◆ RECORD EXCERPTS
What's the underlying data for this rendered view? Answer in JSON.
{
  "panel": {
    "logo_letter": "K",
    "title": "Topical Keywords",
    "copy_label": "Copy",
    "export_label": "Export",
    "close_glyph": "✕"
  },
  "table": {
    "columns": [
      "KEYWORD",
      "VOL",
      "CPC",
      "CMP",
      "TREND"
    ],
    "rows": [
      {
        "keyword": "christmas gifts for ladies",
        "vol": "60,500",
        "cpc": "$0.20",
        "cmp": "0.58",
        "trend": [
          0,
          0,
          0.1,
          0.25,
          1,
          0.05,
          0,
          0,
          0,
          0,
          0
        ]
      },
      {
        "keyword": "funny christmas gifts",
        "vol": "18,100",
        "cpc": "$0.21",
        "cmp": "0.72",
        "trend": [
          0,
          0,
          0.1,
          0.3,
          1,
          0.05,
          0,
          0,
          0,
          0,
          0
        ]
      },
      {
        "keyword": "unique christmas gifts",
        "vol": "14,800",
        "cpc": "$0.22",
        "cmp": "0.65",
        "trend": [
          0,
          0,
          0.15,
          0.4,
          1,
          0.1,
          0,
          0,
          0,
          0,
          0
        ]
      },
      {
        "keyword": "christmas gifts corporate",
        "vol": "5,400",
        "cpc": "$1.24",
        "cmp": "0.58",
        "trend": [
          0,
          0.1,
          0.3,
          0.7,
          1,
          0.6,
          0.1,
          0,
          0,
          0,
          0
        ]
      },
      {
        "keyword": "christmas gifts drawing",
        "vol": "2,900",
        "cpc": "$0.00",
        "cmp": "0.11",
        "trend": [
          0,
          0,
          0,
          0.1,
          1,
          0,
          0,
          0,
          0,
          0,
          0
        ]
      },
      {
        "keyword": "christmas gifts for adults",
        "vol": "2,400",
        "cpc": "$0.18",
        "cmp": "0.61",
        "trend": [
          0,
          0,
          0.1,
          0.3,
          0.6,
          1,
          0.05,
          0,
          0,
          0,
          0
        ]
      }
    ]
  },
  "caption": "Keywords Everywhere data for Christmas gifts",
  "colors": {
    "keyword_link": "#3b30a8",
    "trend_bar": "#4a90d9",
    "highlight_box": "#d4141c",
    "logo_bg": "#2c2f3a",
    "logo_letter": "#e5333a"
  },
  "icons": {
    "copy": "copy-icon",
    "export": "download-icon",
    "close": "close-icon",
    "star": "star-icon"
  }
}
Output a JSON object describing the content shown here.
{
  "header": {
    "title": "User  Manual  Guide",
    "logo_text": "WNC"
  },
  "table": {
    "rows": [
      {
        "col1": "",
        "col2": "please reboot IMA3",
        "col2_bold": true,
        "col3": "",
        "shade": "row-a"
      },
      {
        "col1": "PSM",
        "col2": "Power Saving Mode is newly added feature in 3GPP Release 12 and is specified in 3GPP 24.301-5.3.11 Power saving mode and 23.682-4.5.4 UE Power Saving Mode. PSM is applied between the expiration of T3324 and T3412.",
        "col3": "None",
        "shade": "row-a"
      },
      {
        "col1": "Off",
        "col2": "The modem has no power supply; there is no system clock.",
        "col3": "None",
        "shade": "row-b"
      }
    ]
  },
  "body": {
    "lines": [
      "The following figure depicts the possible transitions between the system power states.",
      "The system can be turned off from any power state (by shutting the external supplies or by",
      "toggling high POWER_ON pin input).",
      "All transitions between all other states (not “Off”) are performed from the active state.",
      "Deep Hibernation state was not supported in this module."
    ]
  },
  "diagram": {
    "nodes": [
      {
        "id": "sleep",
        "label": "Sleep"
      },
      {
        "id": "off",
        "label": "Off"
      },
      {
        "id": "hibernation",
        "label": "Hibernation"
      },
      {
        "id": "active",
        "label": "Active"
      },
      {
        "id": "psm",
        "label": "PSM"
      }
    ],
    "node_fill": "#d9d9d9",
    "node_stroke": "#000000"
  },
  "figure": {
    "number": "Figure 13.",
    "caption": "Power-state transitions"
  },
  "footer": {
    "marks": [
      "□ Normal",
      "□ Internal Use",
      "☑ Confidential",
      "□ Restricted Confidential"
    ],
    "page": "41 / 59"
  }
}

◆ TASK OBJECTIVE
Write out the complete set of records exactly as given.

◆ IN RESPONSE
What's the underlying data for this rendered view? Answer in JSON.
{
  "panel": {
    "logo_letter": "K",
    "title": "Topical Keywords",
    "copy_label": "Copy",
    "export_label": "Export",
    "close_glyph": "✕"
  },
  "table": {
    "columns": [
      "KEYWORD",
      "VOL",
      "CPC",
      "CMP",
      "TREND"
    ],
    "rows": [
      {
        "keyword": "christmas gifts for ladies",
        "vol": "60,500",
        "cpc": "$0.20",
        "cmp": "0.58",
        "trend": [
          0,
          0,
          0.1,
          0.25,
          1,
          0.05,
          0,
          0,
          0,
          0,
          0
        ]
      },
      {
        "keyword": "funny christmas gifts",
        "vol": "18,100",
        "cpc": "$0.21",
        "cmp": "0.72",
        "trend": [
          0,
          0,
          0.1,
          0.3,
          1,
          0.05,
          0,
          0,
          0,
          0,
          0
        ]
      },
      {
        "keyword": "unique christmas gifts",
        "vol": "14,800",
        "cpc": "$0.22",
        "cmp": "0.65",
        "trend": [
          0,
          0,
          0.15,
          0.4,
          1,
          0.1,
          0,
          0,
          0,
          0,
          0
        ]
      },
      {
        "keyword": "christmas gifts corporate",
        "vol": "5,400",
        "cpc": "$1.24",
        "cmp": "0.58",
        "trend": [
          0,
          0.1,
          0.3,
          0.7,
          1,
          0.6,
          0.1,
          0,
          0,
          0,
          0
        ]
      },
      {
        "keyword": "christmas gifts drawing",
        "vol": "2,900",
        "cpc": "$0.00",
        "cmp": "0.11",
        "trend": [
          0,
          0,
          0,
          0.1,
          1,
          0,
          0,
          0,
          0,
          0,
          0
        ]
      },
      {
        "keyword": "christmas gifts for adults",
        "vol": "2,400",
        "cpc": "$0.18",
        "cmp": "0.61",
        "trend": [
          0,
          0,
          0.1,
          0.3,
          0.6,
          1,
          0.05,
          0,
          0,
          0,
          0
        ]
      }
    ]
  },
  "caption": "Keywords Everywhere data for Christmas gifts",
  "colors": {
    "keyword_link": "#3b30a8",
    "trend_bar": "#4a90d9",
    "highlight_box": "#d4141c",
    "logo_bg": "#2c2f3a",
    "logo_letter": "#e5333a"
  },
  "icons": {
    "copy": "copy-icon",
    "export": "download-icon",
    "close": "close-icon",
    "star": "star-icon"
  }
}
Output a JSON object describing the content shown here.
{
  "header": {
    "title": "User  Manual  Guide",
    "logo_text": "WNC"
  },
  "table": {
    "rows": [
      {
        "col1": "",
        "col2": "please reboot IMA3",
        "col2_bold": true,
        "col3": "",
        "shade": "row-a"
      },
      {
        "col1": "PSM",
        "col2": "Power Saving Mode is newly added feature in 3GPP Release 12 and is specified in 3GPP 24.301-5.3.11 Power saving mode and 23.682-4.5.4 UE Power Saving Mode. PSM is applied between the expiration of T3324 and T3412.",
        "col3": "None",
        "shade": "row-a"
      },
      {
        "col1": "Off",
        "col2": "The modem has no power supply; there is no system clock.",
        "col3": "None",
        "shade": "row-b"
      }
    ]
  },
  "body": {
    "lines": [
      "The following figure depicts the possible transitions between the system power states.",
      "The system can be turned off from any power state (by shutting the external supplies or by",
      "toggling high POWER_ON pin input).",
      "All transitions between all other states (not “Off”) are performed from the active state.",
      "Deep Hibernation state was not supported in this module."
    ]
  },
  "diagram": {
    "nodes": [
      {
        "id": "sleep",
        "label": "Sleep"
      },
      {
        "id": "off",
        "label": "Off"
      },
      {
        "id": "hibernation",
        "label": "Hibernation"
      },
      {
        "id": "active",
        "label": "Active"
      },
      {
        "id": "psm",
        "label": "PSM"
      }
    ],
    "node_fill": "#d9d9d9",
    "node_stroke": "#000000"
  },
  "figure": {
    "number": "Figure 13.",
    "caption": "Power-state transitions"
  },
  "footer": {
    "marks": [
      "□ Normal",
      "□ Internal Use",
      "☑ Confidential",
      "□ Restricted Confidential"
    ],
    "page": "41 / 59"
  }
}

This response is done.